### MATERIAL PROVIDED ###
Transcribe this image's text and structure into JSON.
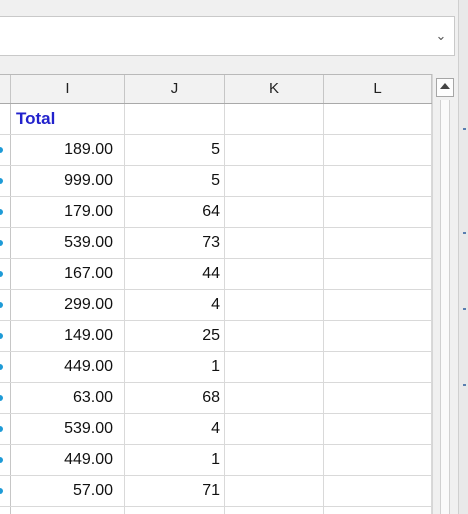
{
  "combo": {
    "value": "",
    "arrow_icon": "chevron-down-icon"
  },
  "columns": [
    "I",
    "J",
    "K",
    "L"
  ],
  "header_row": {
    "I": "Total",
    "J": "",
    "K": "",
    "L": ""
  },
  "rows": [
    {
      "I": "189.00",
      "J": "5"
    },
    {
      "I": "999.00",
      "J": "5"
    },
    {
      "I": "179.00",
      "J": "64"
    },
    {
      "I": "539.00",
      "J": "73"
    },
    {
      "I": "167.00",
      "J": "44"
    },
    {
      "I": "299.00",
      "J": "4"
    },
    {
      "I": "149.00",
      "J": "25"
    },
    {
      "I": "449.00",
      "J": "1"
    },
    {
      "I": "63.00",
      "J": "68"
    },
    {
      "I": "539.00",
      "J": "4"
    },
    {
      "I": "449.00",
      "J": "1"
    },
    {
      "I": "57.00",
      "J": "71"
    }
  ],
  "colors": {
    "total_label": "#2222cc",
    "row_marker": "#1e9bd7"
  }
}
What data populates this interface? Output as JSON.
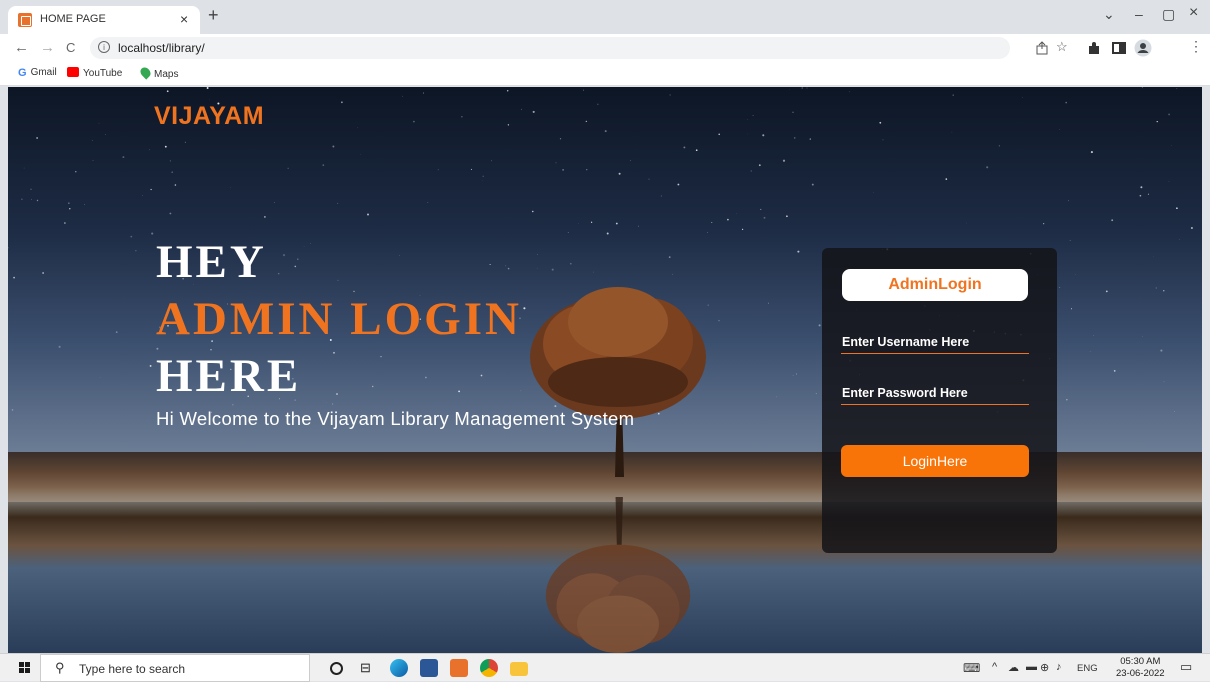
{
  "browser": {
    "tab_title": "HOME PAGE",
    "tab_close": "×",
    "new_tab": "+",
    "window_controls": {
      "collapse": "⌄",
      "minimize": "–",
      "maximize": "▢",
      "close": "×"
    },
    "nav": {
      "back": "←",
      "forward": "→",
      "reload": "C"
    },
    "url": "localhost/library/",
    "toolbar_icons": [
      "share-icon",
      "star-icon",
      "extensions-icon",
      "sidepanel-icon",
      "profile-icon",
      "menu-icon"
    ]
  },
  "bookmarks": [
    {
      "label": "Gmail",
      "icon": "google-icon",
      "color": "#4285f4"
    },
    {
      "label": "YouTube",
      "icon": "youtube-icon",
      "color": "#ff0000"
    },
    {
      "label": "Maps",
      "icon": "maps-icon",
      "color": "#34a853"
    }
  ],
  "page": {
    "logo": "VIJAYAM",
    "hero": {
      "line1": "HEY",
      "line2": "ADMIN LOGIN",
      "line3": "HERE"
    },
    "welcome": "Hi Welcome to the Vijayam Library Management System",
    "login": {
      "title": "AdminLogin",
      "username_placeholder": "Enter Username Here",
      "password_placeholder": "Enter Password Here",
      "button": "LoginHere"
    },
    "colors": {
      "accent": "#f07420",
      "button": "#f97408"
    }
  },
  "taskbar": {
    "search_placeholder": "Type here to search",
    "pinned": [
      "cortana-icon",
      "task-view-icon",
      "edge-icon",
      "word-icon",
      "xampp-icon",
      "chrome-icon",
      "file-explorer-icon"
    ],
    "language": "ENG",
    "time": "05:30 AM",
    "date": "23-06-2022"
  }
}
###
DIRECTION ::
Collect every line from the records above that contains the word "JSON".

FULL ANSWER ::
Transcribe this image's text and structure into JSON.
What data populates this interface? Output as JSON.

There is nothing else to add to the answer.